*Prompt*: The records that follow are to be transcribed in full, without their images.

*Provided data*:
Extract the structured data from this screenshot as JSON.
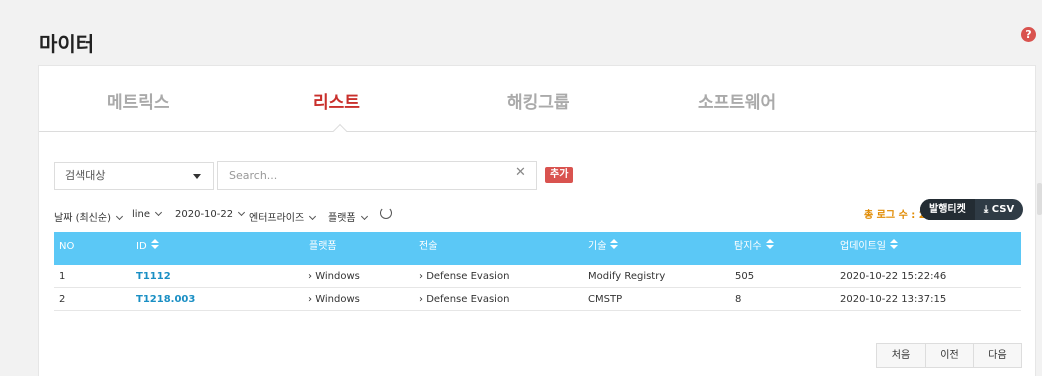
{
  "page": {
    "title": "마이터",
    "help_icon": "question-circle-icon"
  },
  "tabs": [
    {
      "label": "메트릭스",
      "active": false
    },
    {
      "label": "리스트",
      "active": true
    },
    {
      "label": "해킹그룹",
      "active": false
    },
    {
      "label": "소프트웨어",
      "active": false
    }
  ],
  "search": {
    "target_select": "검색대상",
    "placeholder": "Search...",
    "clear_icon": "close-icon",
    "add_label": "추가"
  },
  "filters": {
    "date": "날짜 (최신순)",
    "line": "line",
    "day": "2020-10-22",
    "enterprise": "엔터프라이즈",
    "platform": "플랫폼",
    "refresh_icon": "refresh-icon"
  },
  "toolbar": {
    "total_label": "총 로그 수 : 2",
    "ticket_label": "발행티켓",
    "csv_label": "CSV",
    "download_icon": "download-icon"
  },
  "table": {
    "headers": {
      "no": "NO",
      "id": "ID",
      "platform": "플랫폼",
      "tactic": "전술",
      "technique": "기술",
      "detections": "탐지수",
      "updated": "업데이트일"
    },
    "rows": [
      {
        "no": "1",
        "id": "T1112",
        "platform": "Windows",
        "tactic": "Defense Evasion",
        "technique": "Modify Registry",
        "detections": "505",
        "updated": "2020-10-22 15:22:46"
      },
      {
        "no": "2",
        "id": "T1218.003",
        "platform": "Windows",
        "tactic": "Defense Evasion",
        "technique": "CMSTP",
        "detections": "8",
        "updated": "2020-10-22 13:37:15"
      }
    ]
  },
  "pager": {
    "first": "처음",
    "prev": "이전",
    "next": "다음"
  },
  "colors": {
    "accent": "#c9302c",
    "header": "#5bc8f6",
    "link": "#1a8fc4",
    "badge": "#d9534f",
    "total": "#e08a00"
  }
}
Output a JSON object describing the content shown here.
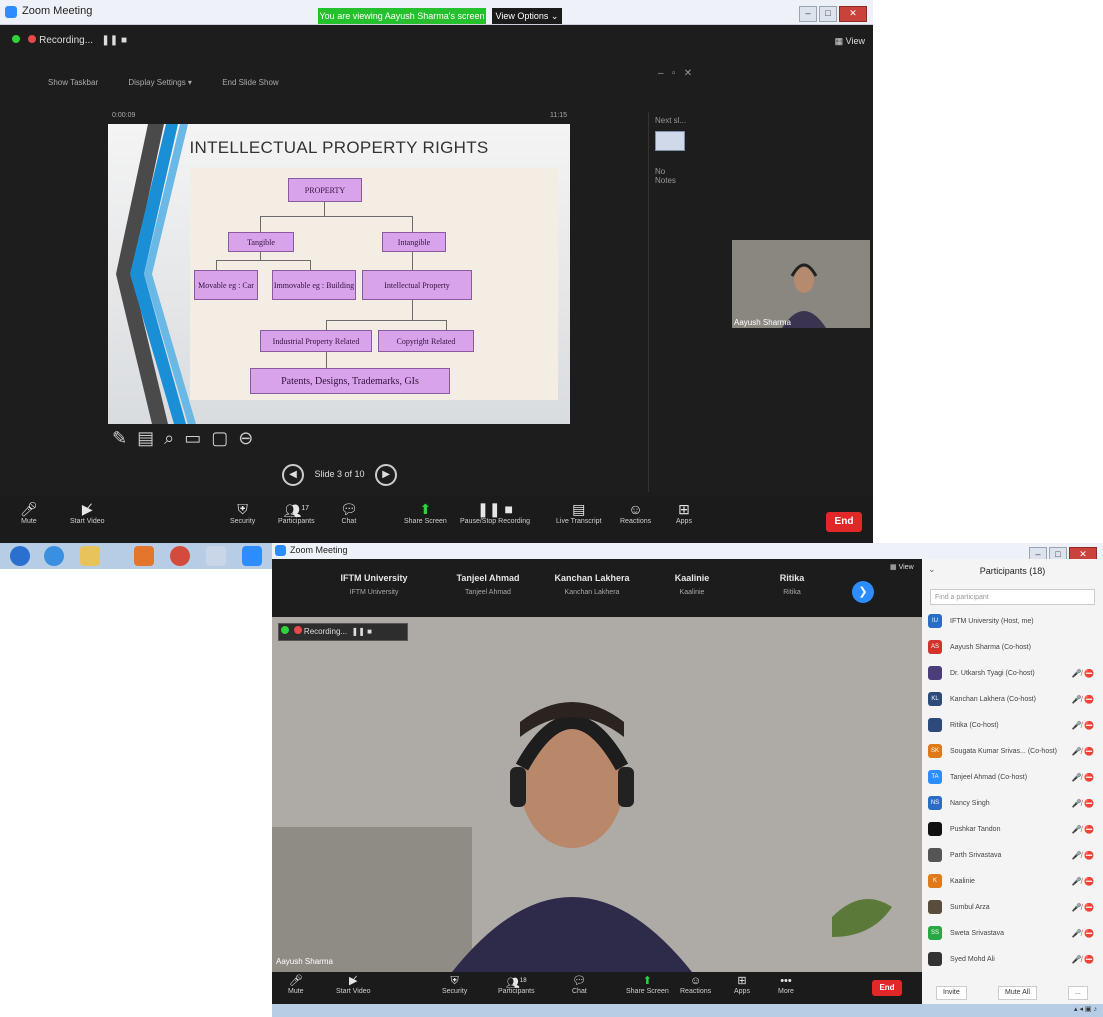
{
  "win1": {
    "title": "Zoom Meeting",
    "screen_share_banner": "You are viewing Aayush Sharma's screen",
    "view_options": "View Options ⌄",
    "view_btn": "View",
    "recording_label": "Recording...",
    "toolbar": [
      "Show Taskbar",
      "Display Settings ▾",
      "End Slide Show"
    ],
    "timer": "0:00:09",
    "clock": "11:15",
    "slide": {
      "title": "INTELLECTUAL PROPERTY RIGHTS",
      "boxes": {
        "property": "PROPERTY",
        "tangible": "Tangible",
        "intangible": "Intangible",
        "movable": "Movable eg : Car",
        "immovable": "Immovable eg : Building",
        "ip": "Intellectual Property",
        "industrial": "Industrial Property Related",
        "copyright": "Copyright Related",
        "patents": "Patents, Designs, Trademarks, GIs"
      }
    },
    "slide_counter": "Slide 3 of 10",
    "notes": {
      "next": "Next sl...",
      "no_notes": "No Notes"
    },
    "pip_name": "Aayush Sharma",
    "controls": {
      "mute": "Mute",
      "start_video": "Start Video",
      "security": "Security",
      "participants": "Participants",
      "participants_count": "17",
      "chat": "Chat",
      "share_screen": "Share Screen",
      "pause_recording": "Pause/Stop Recording",
      "live_transcript": "Live Transcript",
      "reactions": "Reactions",
      "apps": "Apps",
      "end": "End"
    }
  },
  "win2": {
    "title": "Zoom Meeting",
    "view_btn": "View",
    "thumbs": [
      {
        "name": "IFTM University",
        "sub": "IFTM University"
      },
      {
        "name": "Tanjeel Ahmad",
        "sub": "Tanjeel Ahmad"
      },
      {
        "name": "Kanchan Lakhera",
        "sub": "Kanchan Lakhera"
      },
      {
        "name": "Kaalinie",
        "sub": "Kaalinie"
      },
      {
        "name": "Ritika",
        "sub": "Ritika"
      }
    ],
    "recording_label": "Recording...",
    "video_name": "Aayush Sharma",
    "participants": {
      "header": "Participants (18)",
      "search_placeholder": "Find a participant",
      "rows": [
        {
          "initials": "IU",
          "color": "#2a6dc9",
          "name": "IFTM University (Host, me)",
          "status": ""
        },
        {
          "initials": "AS",
          "color": "#d0342c",
          "name": "Aayush Sharma (Co-host)",
          "status": ""
        },
        {
          "initials": "",
          "color": "#4a3d7a",
          "name": "Dr. Utkarsh Tyagi (Co-host)",
          "status": "🎤̸ ⛔"
        },
        {
          "initials": "KL",
          "color": "#2d4a7a",
          "name": "Kanchan Lakhera (Co-host)",
          "status": "🎤̸ ⛔"
        },
        {
          "initials": "",
          "color": "#2d4a7a",
          "name": "Ritika (Co-host)",
          "status": "🎤̸ ⛔"
        },
        {
          "initials": "SK",
          "color": "#e07a18",
          "name": "Sougata Kumar Srivas... (Co-host)",
          "status": "🎤̸ ⛔"
        },
        {
          "initials": "TA",
          "color": "#2d8cff",
          "name": "Tanjeel Ahmad (Co-host)",
          "status": "🎤̸ ⛔"
        },
        {
          "initials": "NS",
          "color": "#2a6dc9",
          "name": "Nancy Singh",
          "status": "🎤̸ ⛔"
        },
        {
          "initials": "",
          "color": "#111111",
          "name": "Pushkar Tandon",
          "status": "🎤̸ ⛔"
        },
        {
          "initials": "",
          "color": "#555555",
          "name": "Parth Srivastava",
          "status": "🎤̸ ⛔"
        },
        {
          "initials": "K",
          "color": "#e07a18",
          "name": "Kaalinie",
          "status": "🎤̸ ⛔"
        },
        {
          "initials": "",
          "color": "#5b4d3d",
          "name": "Sumbul Arza",
          "status": "🎤̸ ⛔"
        },
        {
          "initials": "SS",
          "color": "#27a844",
          "name": "Sweta Srivastava",
          "status": "🎤̸ ⛔"
        },
        {
          "initials": "",
          "color": "#333333",
          "name": "Syed Mohd Ali",
          "status": "🎤̸ ⛔"
        }
      ],
      "invite": "Invite",
      "mute_all": "Mute All",
      "more": "..."
    },
    "controls": {
      "mute": "Mute",
      "start_video": "Start Video",
      "security": "Security",
      "participants": "Participants",
      "participants_count": "18",
      "chat": "Chat",
      "share_screen": "Share Screen",
      "reactions": "Reactions",
      "apps": "Apps",
      "more": "More",
      "end": "End"
    }
  }
}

*Answer to this task*:
Extract the structured data from this screenshot as JSON.
{
  "page": {
    "title": "마이터",
    "help_icon": "question-circle-icon"
  },
  "tabs": [
    {
      "label": "메트릭스",
      "active": false
    },
    {
      "label": "리스트",
      "active": true
    },
    {
      "label": "해킹그룹",
      "active": false
    },
    {
      "label": "소프트웨어",
      "active": false
    }
  ],
  "search": {
    "target_select": "검색대상",
    "placeholder": "Search...",
    "clear_icon": "close-icon",
    "add_label": "추가"
  },
  "filters": {
    "date": "날짜 (최신순)",
    "line": "line",
    "day": "2020-10-22",
    "enterprise": "엔터프라이즈",
    "platform": "플랫폼",
    "refresh_icon": "refresh-icon"
  },
  "toolbar": {
    "total_label": "총 로그 수 : 2",
    "ticket_label": "발행티켓",
    "csv_label": "CSV",
    "download_icon": "download-icon"
  },
  "table": {
    "headers": {
      "no": "NO",
      "id": "ID",
      "platform": "플랫폼",
      "tactic": "전술",
      "technique": "기술",
      "detections": "탐지수",
      "updated": "업데이트일"
    },
    "rows": [
      {
        "no": "1",
        "id": "T1112",
        "platform": "Windows",
        "tactic": "Defense Evasion",
        "technique": "Modify Registry",
        "detections": "505",
        "updated": "2020-10-22 15:22:46"
      },
      {
        "no": "2",
        "id": "T1218.003",
        "platform": "Windows",
        "tactic": "Defense Evasion",
        "technique": "CMSTP",
        "detections": "8",
        "updated": "2020-10-22 13:37:15"
      }
    ]
  },
  "pager": {
    "first": "처음",
    "prev": "이전",
    "next": "다음"
  },
  "colors": {
    "accent": "#c9302c",
    "header": "#5bc8f6",
    "link": "#1a8fc4",
    "badge": "#d9534f",
    "total": "#e08a00"
  }
}
Output a JSON object describing the content shown here.
{
  "win1": {
    "title": "Zoom Meeting",
    "screen_share_banner": "You are viewing Aayush Sharma's screen",
    "view_options": "View Options ⌄",
    "view_btn": "View",
    "recording_label": "Recording...",
    "toolbar": [
      "Show Taskbar",
      "Display Settings ▾",
      "End Slide Show"
    ],
    "timer": "0:00:09",
    "clock": "11:15",
    "slide": {
      "title": "INTELLECTUAL PROPERTY RIGHTS",
      "boxes": {
        "property": "PROPERTY",
        "tangible": "Tangible",
        "intangible": "Intangible",
        "movable": "Movable eg : Car",
        "immovable": "Immovable eg : Building",
        "ip": "Intellectual Property",
        "industrial": "Industrial Property Related",
        "copyright": "Copyright Related",
        "patents": "Patents, Designs, Trademarks, GIs"
      }
    },
    "slide_counter": "Slide 3 of 10",
    "notes": {
      "next": "Next sl...",
      "no_notes": "No Notes"
    },
    "pip_name": "Aayush Sharma",
    "controls": {
      "mute": "Mute",
      "start_video": "Start Video",
      "security": "Security",
      "participants": "Participants",
      "participants_count": "17",
      "chat": "Chat",
      "share_screen": "Share Screen",
      "pause_recording": "Pause/Stop Recording",
      "live_transcript": "Live Transcript",
      "reactions": "Reactions",
      "apps": "Apps",
      "end": "End"
    }
  },
  "win2": {
    "title": "Zoom Meeting",
    "view_btn": "View",
    "thumbs": [
      {
        "name": "IFTM University",
        "sub": "IFTM University"
      },
      {
        "name": "Tanjeel Ahmad",
        "sub": "Tanjeel Ahmad"
      },
      {
        "name": "Kanchan Lakhera",
        "sub": "Kanchan Lakhera"
      },
      {
        "name": "Kaalinie",
        "sub": "Kaalinie"
      },
      {
        "name": "Ritika",
        "sub": "Ritika"
      }
    ],
    "recording_label": "Recording...",
    "video_name": "Aayush Sharma",
    "participants": {
      "header": "Participants (18)",
      "search_placeholder": "Find a participant",
      "rows": [
        {
          "initials": "IU",
          "color": "#2a6dc9",
          "name": "IFTM University (Host, me)",
          "status": ""
        },
        {
          "initials": "AS",
          "color": "#d0342c",
          "name": "Aayush Sharma (Co-host)",
          "status": ""
        },
        {
          "initials": "",
          "color": "#4a3d7a",
          "name": "Dr. Utkarsh Tyagi (Co-host)",
          "status": "🎤̸ ⛔"
        },
        {
          "initials": "KL",
          "color": "#2d4a7a",
          "name": "Kanchan Lakhera (Co-host)",
          "status": "🎤̸ ⛔"
        },
        {
          "initials": "",
          "color": "#2d4a7a",
          "name": "Ritika (Co-host)",
          "status": "🎤̸ ⛔"
        },
        {
          "initials": "SK",
          "color": "#e07a18",
          "name": "Sougata Kumar Srivas... (Co-host)",
          "status": "🎤̸ ⛔"
        },
        {
          "initials": "TA",
          "color": "#2d8cff",
          "name": "Tanjeel Ahmad (Co-host)",
          "status": "🎤̸ ⛔"
        },
        {
          "initials": "NS",
          "color": "#2a6dc9",
          "name": "Nancy Singh",
          "status": "🎤̸ ⛔"
        },
        {
          "initials": "",
          "color": "#111111",
          "name": "Pushkar Tandon",
          "status": "🎤̸ ⛔"
        },
        {
          "initials": "",
          "color": "#555555",
          "name": "Parth Srivastava",
          "status": "🎤̸ ⛔"
        },
        {
          "initials": "K",
          "color": "#e07a18",
          "name": "Kaalinie",
          "status": "🎤̸ ⛔"
        },
        {
          "initials": "",
          "color": "#5b4d3d",
          "name": "Sumbul Arza",
          "status": "🎤̸ ⛔"
        },
        {
          "initials": "SS",
          "color": "#27a844",
          "name": "Sweta Srivastava",
          "status": "🎤̸ ⛔"
        },
        {
          "initials": "",
          "color": "#333333",
          "name": "Syed Mohd Ali",
          "status": "🎤̸ ⛔"
        }
      ],
      "invite": "Invite",
      "mute_all": "Mute All",
      "more": "..."
    },
    "controls": {
      "mute": "Mute",
      "start_video": "Start Video",
      "security": "Security",
      "participants": "Participants",
      "participants_count": "18",
      "chat": "Chat",
      "share_screen": "Share Screen",
      "reactions": "Reactions",
      "apps": "Apps",
      "more": "More",
      "end": "End"
    }
  }
}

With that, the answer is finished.